/---

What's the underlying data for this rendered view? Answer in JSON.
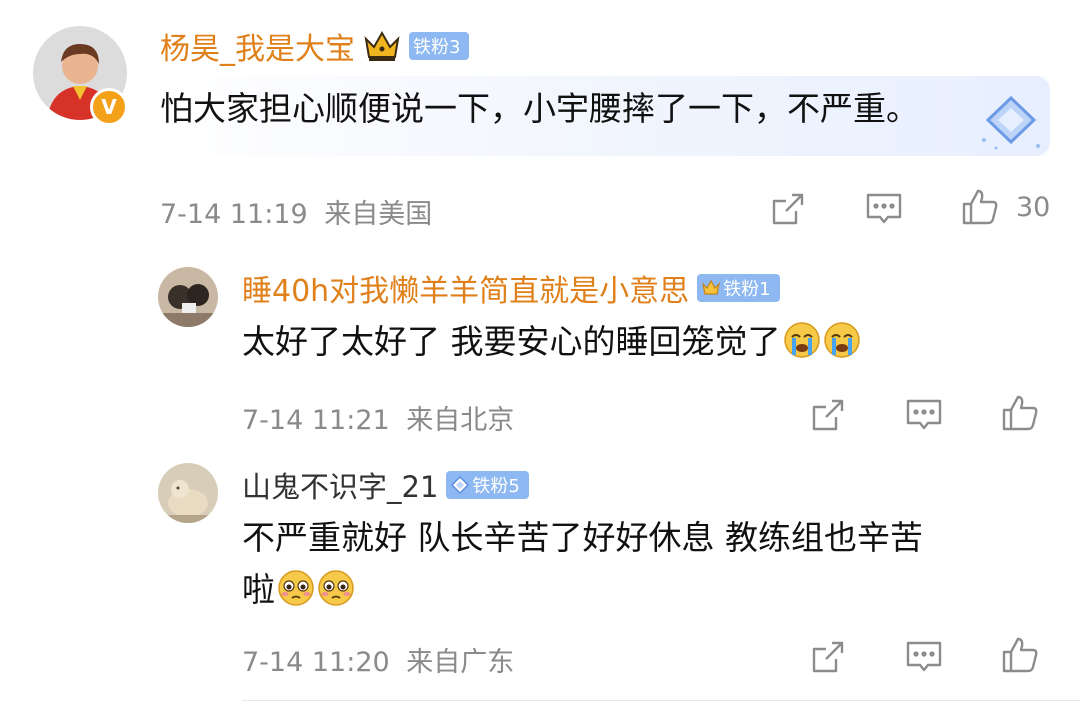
{
  "comments": [
    {
      "author": "杨昊_我是大宝",
      "verified_mark": "V",
      "fan_level": "铁粉3",
      "crown_icon": "gold-crown-icon",
      "text": "怕大家担心顺便说一下，小宇腰摔了一下，不严重。",
      "time": "7-14 11:19",
      "location": "来自美国",
      "likes": "30"
    },
    {
      "author": "睡40h对我懒羊羊简直就是小意思",
      "fan_level": "铁粉1",
      "crown_icon": "gold-crown-icon",
      "text": "太好了太好了 我要安心的睡回笼觉了",
      "emojis": [
        "crying-face-emoji",
        "crying-face-emoji"
      ],
      "time": "7-14 11:21",
      "location": "来自北京"
    },
    {
      "author": "山鬼不识字_21",
      "fan_level": "铁粉5",
      "text_line1": "不严重就好 队长辛苦了好好休息 教练组也辛苦",
      "text_line2": "啦",
      "emojis": [
        "pleading-face-emoji",
        "pleading-face-emoji"
      ],
      "time": "7-14 11:20",
      "location": "来自广东"
    }
  ],
  "colors": {
    "author_orange": "#e0801b",
    "meta_gray": "#8a8a8a",
    "fan_badge_blue": "#8db8f2",
    "icon_gray": "#8c8c8c"
  }
}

\---

What comes back should match the records exactly, minus any pictures.

OUTPUT FOR THIS EXERCISE:
What's the underlying data for this rendered view? Answer in JSON.
{
  "comments": [
    {
      "author": "杨昊_我是大宝",
      "verified_mark": "V",
      "fan_level": "铁粉3",
      "crown_icon": "gold-crown-icon",
      "text": "怕大家担心顺便说一下，小宇腰摔了一下，不严重。",
      "time": "7-14 11:19",
      "location": "来自美国",
      "likes": "30"
    },
    {
      "author": "睡40h对我懒羊羊简直就是小意思",
      "fan_level": "铁粉1",
      "crown_icon": "gold-crown-icon",
      "text": "太好了太好了 我要安心的睡回笼觉了",
      "emojis": [
        "crying-face-emoji",
        "crying-face-emoji"
      ],
      "time": "7-14 11:21",
      "location": "来自北京"
    },
    {
      "author": "山鬼不识字_21",
      "fan_level": "铁粉5",
      "text_line1": "不严重就好 队长辛苦了好好休息 教练组也辛苦",
      "text_line2": "啦",
      "emojis": [
        "pleading-face-emoji",
        "pleading-face-emoji"
      ],
      "time": "7-14 11:20",
      "location": "来自广东"
    }
  ],
  "colors": {
    "author_orange": "#e0801b",
    "meta_gray": "#8a8a8a",
    "fan_badge_blue": "#8db8f2",
    "icon_gray": "#8c8c8c"
  }
}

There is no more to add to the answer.